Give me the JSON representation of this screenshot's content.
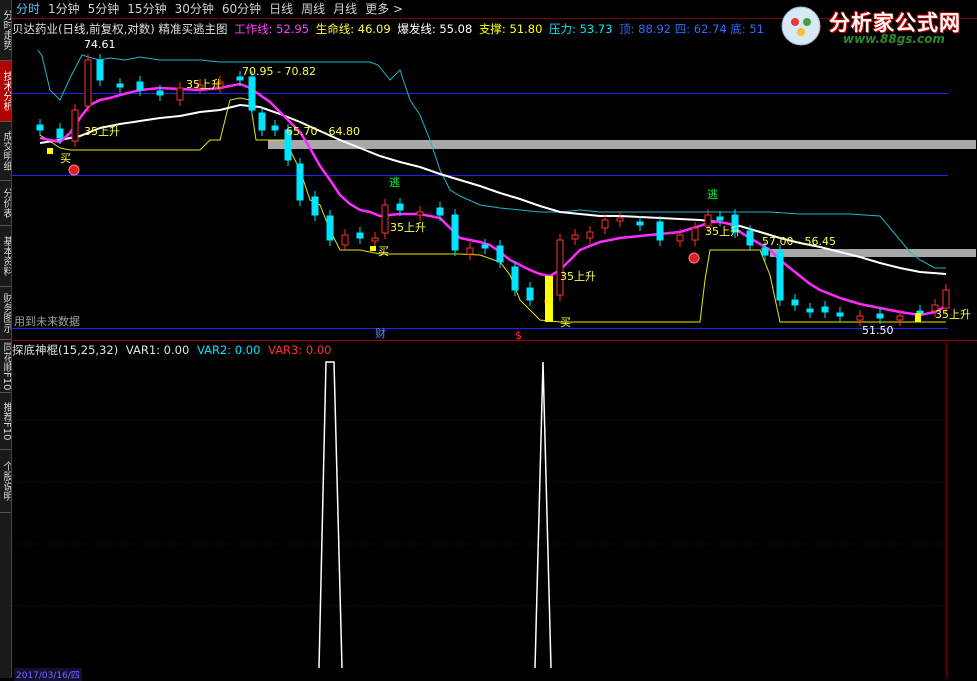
{
  "sidebar": {
    "tabs": [
      {
        "label": "分时走势",
        "active": false
      },
      {
        "label": "技术分析",
        "active": true
      },
      {
        "label": "成交明细",
        "active": false
      },
      {
        "label": "分价表",
        "active": false
      },
      {
        "label": "基本资料",
        "active": false
      },
      {
        "label": "财务图示",
        "active": false
      },
      {
        "label": "同花顺F10",
        "active": false
      },
      {
        "label": "推荐F10",
        "active": false
      },
      {
        "label": "个股说明",
        "active": false
      }
    ]
  },
  "periods": [
    {
      "label": "分时",
      "active": true
    },
    {
      "label": "1分钟",
      "active": false
    },
    {
      "label": "5分钟",
      "active": false
    },
    {
      "label": "15分钟",
      "active": false
    },
    {
      "label": "30分钟",
      "active": false
    },
    {
      "label": "60分钟",
      "active": false
    },
    {
      "label": "日线",
      "active": false
    },
    {
      "label": "周线",
      "active": false
    },
    {
      "label": "月线",
      "active": false
    },
    {
      "label": "更多 >",
      "active": false
    }
  ],
  "main_info": {
    "title": "贝达药业(日线,前复权,对数) 精准买逃主图",
    "work_line": "工作线: 52.95",
    "life_line": "生命线: 46.09",
    "burst_line": "爆发线: 55.08",
    "support": "支撑: 51.80",
    "pressure": "压力: 53.73",
    "extra": "顶: 88.92  四: 62.74  底: 51"
  },
  "sub_info": {
    "title": "探底神棍(15,25,32)",
    "var1": "VAR1: 0.00",
    "var2": "VAR2: 0.00",
    "var3": "VAR3: 0.00"
  },
  "annotations": {
    "high": "74.61",
    "range1": "70.95 - 70.82",
    "range2": "65.70 - 64.80",
    "range3": "57.00 - 56.45",
    "low": "51.50",
    "rise": "35上升",
    "buy": "买",
    "escape": "逃",
    "finance": "财",
    "dollar": "$",
    "future": "用到未来数据"
  },
  "logo": {
    "title": "分析家公式网",
    "url": "www.88gs.com"
  },
  "bottom_date": "2017/03/16/四",
  "colors": {
    "up": "#ff3030",
    "down": "#00e5ff",
    "ma_white": "#ffffff",
    "ma_magenta": "#ff00ff",
    "yellow_line": "#ffff00",
    "cyan_line": "#00bcd4",
    "gray_band": "#a0a0a0",
    "blue_hline": "#2020ff",
    "red_grid": "#5a0000"
  }
}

Exercise directions:
Copy out the entries verbatim and leave the images out.

Response:
Give me the JSON representation of this screenshot's content.
{
  "sidebar": {
    "tabs": [
      {
        "label": "分时走势",
        "active": false
      },
      {
        "label": "技术分析",
        "active": true
      },
      {
        "label": "成交明细",
        "active": false
      },
      {
        "label": "分价表",
        "active": false
      },
      {
        "label": "基本资料",
        "active": false
      },
      {
        "label": "财务图示",
        "active": false
      },
      {
        "label": "同花顺F10",
        "active": false
      },
      {
        "label": "推荐F10",
        "active": false
      },
      {
        "label": "个股说明",
        "active": false
      }
    ]
  },
  "periods": [
    {
      "label": "分时",
      "active": true
    },
    {
      "label": "1分钟",
      "active": false
    },
    {
      "label": "5分钟",
      "active": false
    },
    {
      "label": "15分钟",
      "active": false
    },
    {
      "label": "30分钟",
      "active": false
    },
    {
      "label": "60分钟",
      "active": false
    },
    {
      "label": "日线",
      "active": false
    },
    {
      "label": "周线",
      "active": false
    },
    {
      "label": "月线",
      "active": false
    },
    {
      "label": "更多 >",
      "active": false
    }
  ],
  "main_info": {
    "title": "贝达药业(日线,前复权,对数) 精准买逃主图",
    "work_line": "工作线: 52.95",
    "life_line": "生命线: 46.09",
    "burst_line": "爆发线: 55.08",
    "support": "支撑: 51.80",
    "pressure": "压力: 53.73",
    "extra": "顶: 88.92  四: 62.74  底: 51"
  },
  "sub_info": {
    "title": "探底神棍(15,25,32)",
    "var1": "VAR1: 0.00",
    "var2": "VAR2: 0.00",
    "var3": "VAR3: 0.00"
  },
  "annotations": {
    "high": "74.61",
    "range1": "70.95 - 70.82",
    "range2": "65.70 - 64.80",
    "range3": "57.00 - 56.45",
    "low": "51.50",
    "rise": "35上升",
    "buy": "买",
    "escape": "逃",
    "finance": "财",
    "dollar": "$",
    "future": "用到未来数据"
  },
  "logo": {
    "title": "分析家公式网",
    "url": "www.88gs.com"
  },
  "bottom_date": "2017/03/16/四",
  "colors": {
    "up": "#ff3030",
    "down": "#00e5ff",
    "ma_white": "#ffffff",
    "ma_magenta": "#ff00ff",
    "yellow_line": "#ffff00",
    "cyan_line": "#00bcd4",
    "gray_band": "#a0a0a0",
    "blue_hline": "#2020ff",
    "red_grid": "#5a0000"
  }
}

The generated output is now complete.